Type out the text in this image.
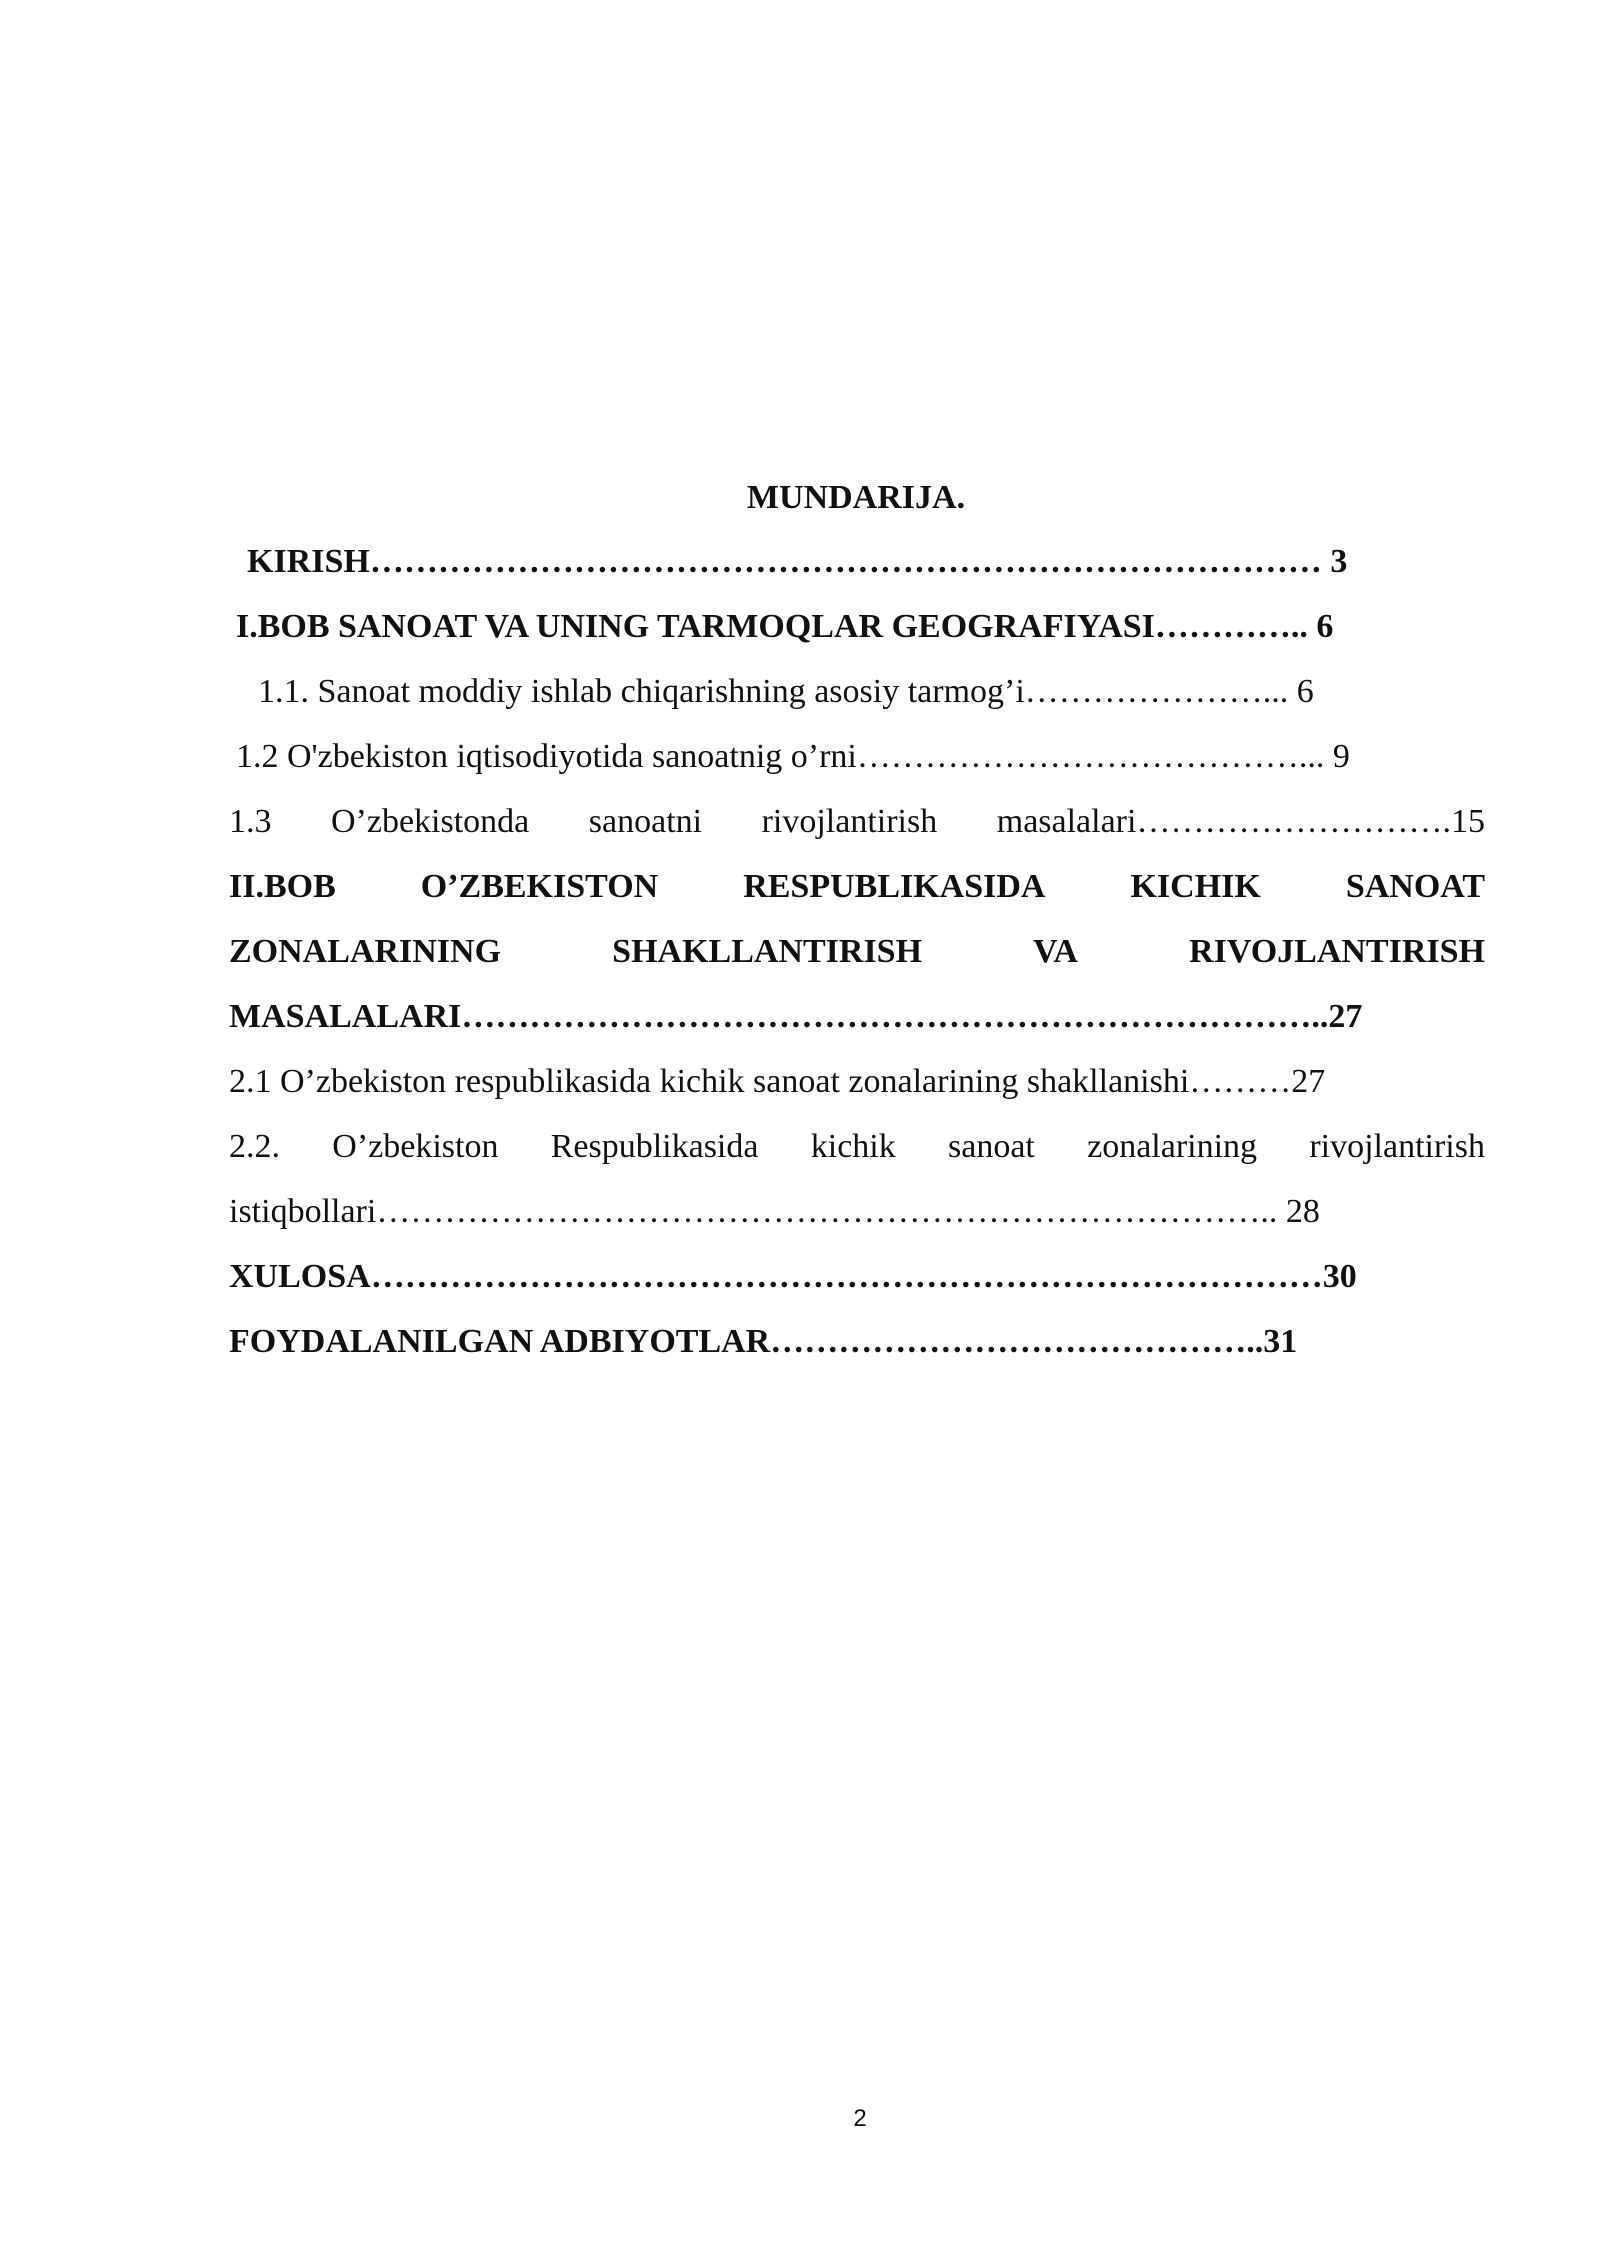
MUNDARIJA.
KIRISH………………………………………………………………………… 3
I.BOB SANOAT VA UNING TARMOQLAR GEOGRAFIYASI………….. 6
1.1. Sanoat moddiy ishlab chiqarishning asosiy tarmog’i…………………... 6
1.2 O'zbekiston iqtisodiyotida sanoatnig o’rni…………………………………... 9
1.3 O’zbekistonda sanoatni rivojlantirish masalalari……………………….15
II.BOB O’ZBEKISTON RESPUBLIKASIDA KICHIK SANOAT
ZONALARINING	SHAKLLANTIRISH	VA	RIVOJLANTIRISH
MASALALARI…………………………………………………………………..27
2.1 O’zbekiston respublikasida kichik sanoat zonalarining shakllanishi………27
2.2. O’zbekiston Respublikasida kichik sanoat zonalarining rivojlantirish
istiqbollari…………………………………………………………………….. 28
XULOSA…………………………………………………………………………30
FOYDALANILGAN ADBIYOTLAR……………………………………..31
2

§ TASK GOAL:
Quote the full listing above word for word; exclude every picture from the copy.

§ THE REPLY:
Type out the text in this image.
MUNDARIJA.
KIRISH………………………………………………………………………… 3
I.BOB SANOAT VA UNING TARMOQLAR GEOGRAFIYASI………….. 6
1.1. Sanoat moddiy ishlab chiqarishning asosiy tarmog’i…………………... 6
1.2 O'zbekiston iqtisodiyotida sanoatnig o’rni…………………………………... 9
1.3 O’zbekistonda sanoatni rivojlantirish masalalari……………………….15
II.BOB O’ZBEKISTON RESPUBLIKASIDA KICHIK SANOAT
ZONALARINING	SHAKLLANTIRISH	VA	RIVOJLANTIRISH
MASALALARI…………………………………………………………………..27
2.1 O’zbekiston respublikasida kichik sanoat zonalarining shakllanishi………27
2.2. O’zbekiston Respublikasida kichik sanoat zonalarining rivojlantirish
istiqbollari…………………………………………………………………….. 28
XULOSA…………………………………………………………………………30
FOYDALANILGAN ADBIYOTLAR……………………………………..31
2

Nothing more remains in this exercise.